Whenever a line contains the string "estilo", copy it out of the entries.

(Stored records)
►

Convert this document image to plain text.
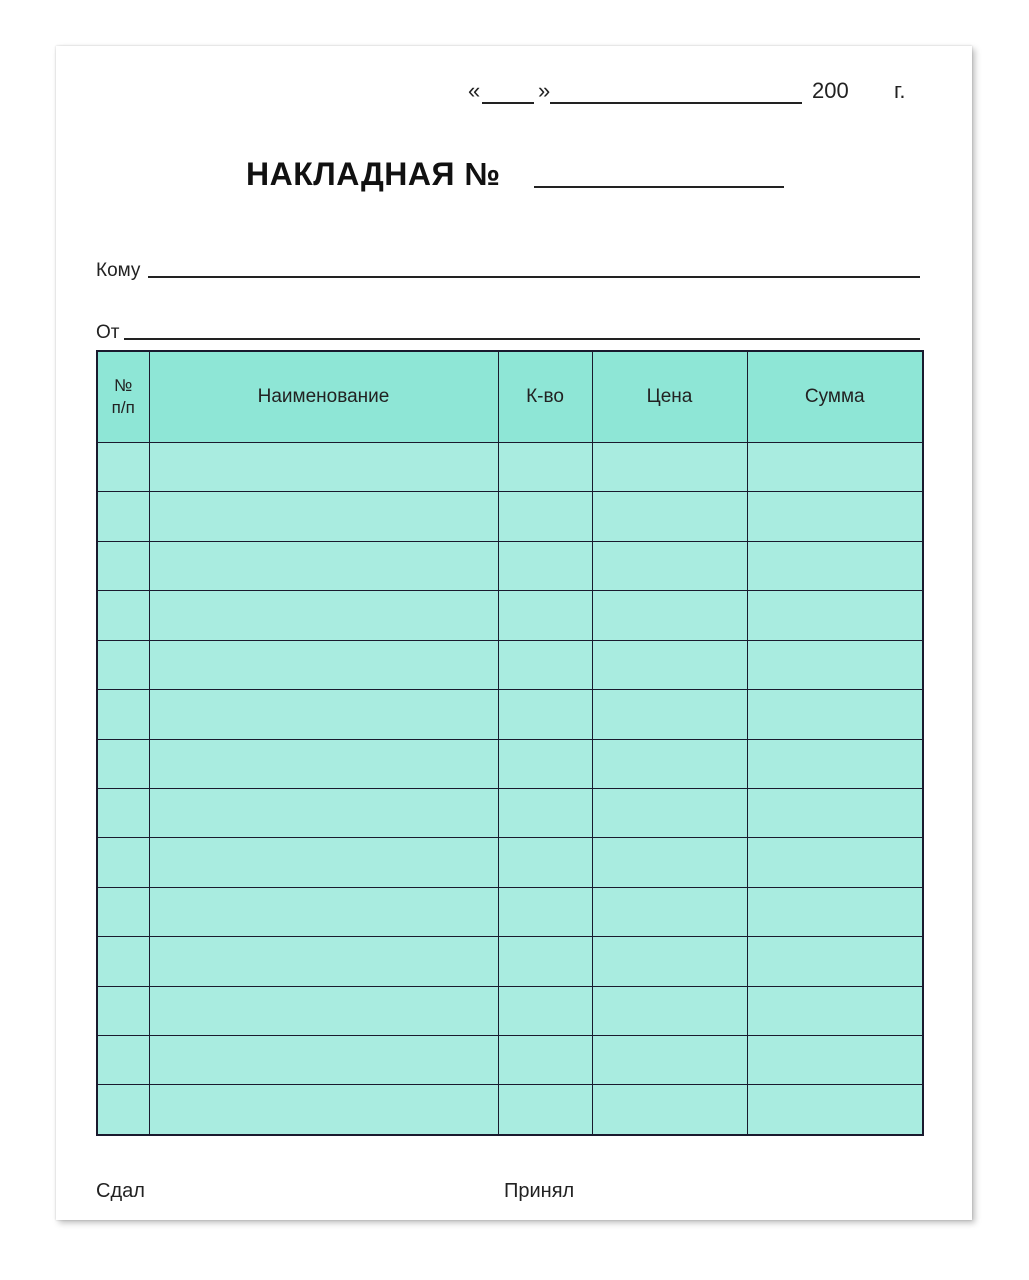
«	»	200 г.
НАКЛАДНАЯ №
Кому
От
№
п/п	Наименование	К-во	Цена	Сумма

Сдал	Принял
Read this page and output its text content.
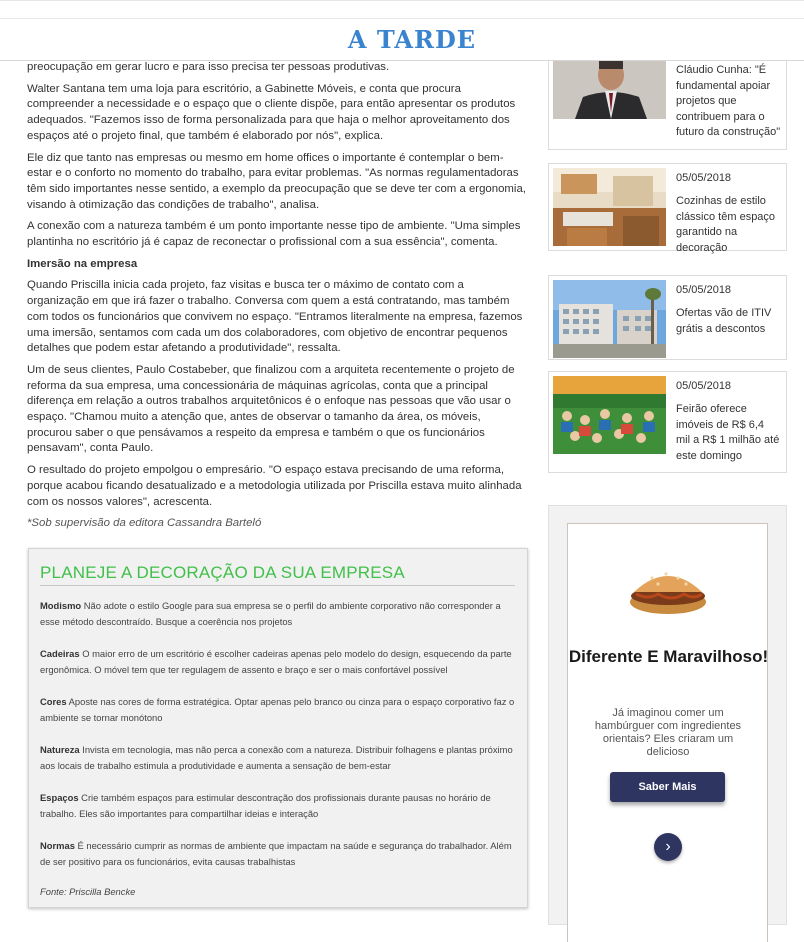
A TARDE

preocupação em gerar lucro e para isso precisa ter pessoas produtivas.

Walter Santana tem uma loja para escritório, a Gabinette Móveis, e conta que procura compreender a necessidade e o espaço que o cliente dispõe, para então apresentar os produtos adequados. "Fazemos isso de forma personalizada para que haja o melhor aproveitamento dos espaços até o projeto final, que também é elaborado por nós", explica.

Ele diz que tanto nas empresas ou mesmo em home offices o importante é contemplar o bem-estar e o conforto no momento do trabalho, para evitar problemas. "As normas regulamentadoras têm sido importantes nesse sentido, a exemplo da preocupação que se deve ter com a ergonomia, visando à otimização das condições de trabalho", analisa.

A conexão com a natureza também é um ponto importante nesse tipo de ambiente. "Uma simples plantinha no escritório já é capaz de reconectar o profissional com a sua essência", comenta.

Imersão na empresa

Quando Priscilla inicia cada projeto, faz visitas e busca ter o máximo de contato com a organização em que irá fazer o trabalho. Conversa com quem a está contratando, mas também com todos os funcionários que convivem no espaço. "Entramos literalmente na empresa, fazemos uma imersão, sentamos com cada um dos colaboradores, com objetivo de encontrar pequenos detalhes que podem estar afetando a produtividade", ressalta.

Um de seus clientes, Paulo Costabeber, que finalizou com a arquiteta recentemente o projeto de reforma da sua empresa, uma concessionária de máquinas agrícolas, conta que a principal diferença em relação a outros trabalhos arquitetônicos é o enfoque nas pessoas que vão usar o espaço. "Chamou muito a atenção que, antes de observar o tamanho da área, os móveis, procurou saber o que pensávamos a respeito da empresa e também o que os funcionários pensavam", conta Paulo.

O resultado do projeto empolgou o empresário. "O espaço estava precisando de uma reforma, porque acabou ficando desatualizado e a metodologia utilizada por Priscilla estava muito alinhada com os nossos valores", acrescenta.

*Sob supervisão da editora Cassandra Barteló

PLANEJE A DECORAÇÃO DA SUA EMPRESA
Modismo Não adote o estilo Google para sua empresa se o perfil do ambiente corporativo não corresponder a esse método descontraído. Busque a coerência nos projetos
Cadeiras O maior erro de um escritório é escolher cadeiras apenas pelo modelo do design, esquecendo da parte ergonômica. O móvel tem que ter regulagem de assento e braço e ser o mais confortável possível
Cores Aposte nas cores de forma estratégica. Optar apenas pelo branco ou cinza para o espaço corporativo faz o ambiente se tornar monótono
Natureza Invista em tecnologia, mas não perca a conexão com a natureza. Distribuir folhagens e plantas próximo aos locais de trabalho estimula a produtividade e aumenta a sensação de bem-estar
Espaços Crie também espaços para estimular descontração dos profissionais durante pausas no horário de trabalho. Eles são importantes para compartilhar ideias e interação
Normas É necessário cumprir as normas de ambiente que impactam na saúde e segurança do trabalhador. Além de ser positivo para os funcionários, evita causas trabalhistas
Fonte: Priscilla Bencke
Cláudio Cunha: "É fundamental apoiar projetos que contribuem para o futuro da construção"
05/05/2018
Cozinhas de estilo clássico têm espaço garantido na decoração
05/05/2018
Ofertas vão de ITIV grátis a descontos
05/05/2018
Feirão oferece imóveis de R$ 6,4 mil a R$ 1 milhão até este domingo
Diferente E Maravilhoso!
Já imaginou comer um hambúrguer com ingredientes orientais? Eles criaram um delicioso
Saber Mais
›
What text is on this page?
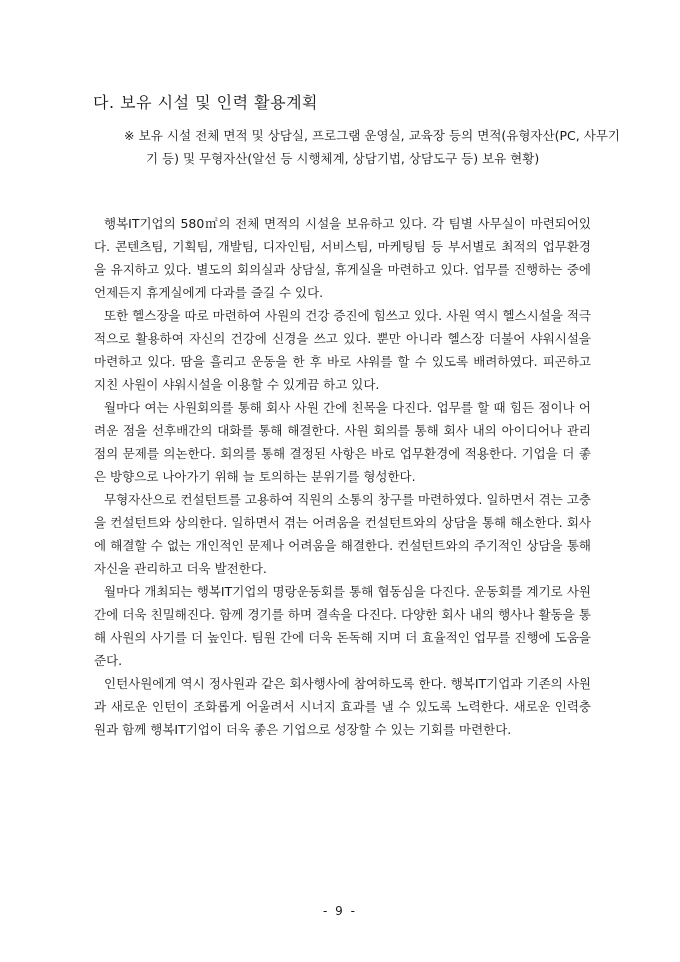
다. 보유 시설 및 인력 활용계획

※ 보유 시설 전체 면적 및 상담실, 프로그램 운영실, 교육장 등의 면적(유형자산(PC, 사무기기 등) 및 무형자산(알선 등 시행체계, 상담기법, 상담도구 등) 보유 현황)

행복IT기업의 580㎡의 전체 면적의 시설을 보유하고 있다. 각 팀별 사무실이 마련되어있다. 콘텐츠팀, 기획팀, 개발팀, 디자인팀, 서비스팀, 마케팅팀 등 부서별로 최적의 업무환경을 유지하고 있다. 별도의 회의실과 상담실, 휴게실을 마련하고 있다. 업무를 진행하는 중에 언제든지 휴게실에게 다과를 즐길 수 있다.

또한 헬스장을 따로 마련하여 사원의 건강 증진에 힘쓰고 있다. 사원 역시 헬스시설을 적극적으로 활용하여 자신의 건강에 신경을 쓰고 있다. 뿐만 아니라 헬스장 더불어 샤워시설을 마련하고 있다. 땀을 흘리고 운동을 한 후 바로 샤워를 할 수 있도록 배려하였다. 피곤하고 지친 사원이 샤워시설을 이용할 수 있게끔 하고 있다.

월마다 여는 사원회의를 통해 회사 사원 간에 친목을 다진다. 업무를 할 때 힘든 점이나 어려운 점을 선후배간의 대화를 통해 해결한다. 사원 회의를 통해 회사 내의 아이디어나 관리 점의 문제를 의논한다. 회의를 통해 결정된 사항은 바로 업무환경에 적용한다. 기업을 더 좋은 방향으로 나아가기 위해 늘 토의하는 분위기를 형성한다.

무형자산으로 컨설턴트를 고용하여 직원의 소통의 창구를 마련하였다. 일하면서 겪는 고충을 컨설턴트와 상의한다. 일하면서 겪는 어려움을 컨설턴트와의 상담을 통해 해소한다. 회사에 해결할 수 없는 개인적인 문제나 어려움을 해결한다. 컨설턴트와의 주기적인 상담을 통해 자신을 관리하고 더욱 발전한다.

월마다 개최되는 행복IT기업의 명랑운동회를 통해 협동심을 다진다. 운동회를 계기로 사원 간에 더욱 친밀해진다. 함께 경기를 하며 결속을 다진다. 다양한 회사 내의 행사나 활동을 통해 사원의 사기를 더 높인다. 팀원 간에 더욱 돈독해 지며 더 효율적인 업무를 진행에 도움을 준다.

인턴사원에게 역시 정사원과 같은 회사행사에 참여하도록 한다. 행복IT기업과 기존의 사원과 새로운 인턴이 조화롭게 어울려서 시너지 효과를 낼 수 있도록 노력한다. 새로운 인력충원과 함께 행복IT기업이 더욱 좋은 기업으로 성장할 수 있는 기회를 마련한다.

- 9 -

◄

Answer to this problem:
Modismo Não adote o estilo Google para sua empresa se o perfil do ambiente corporativo não corresponder a esse método descontraído. Busque a coerência nos projetos
Cozinhas de estilo clássico têm espaço garantido na decoração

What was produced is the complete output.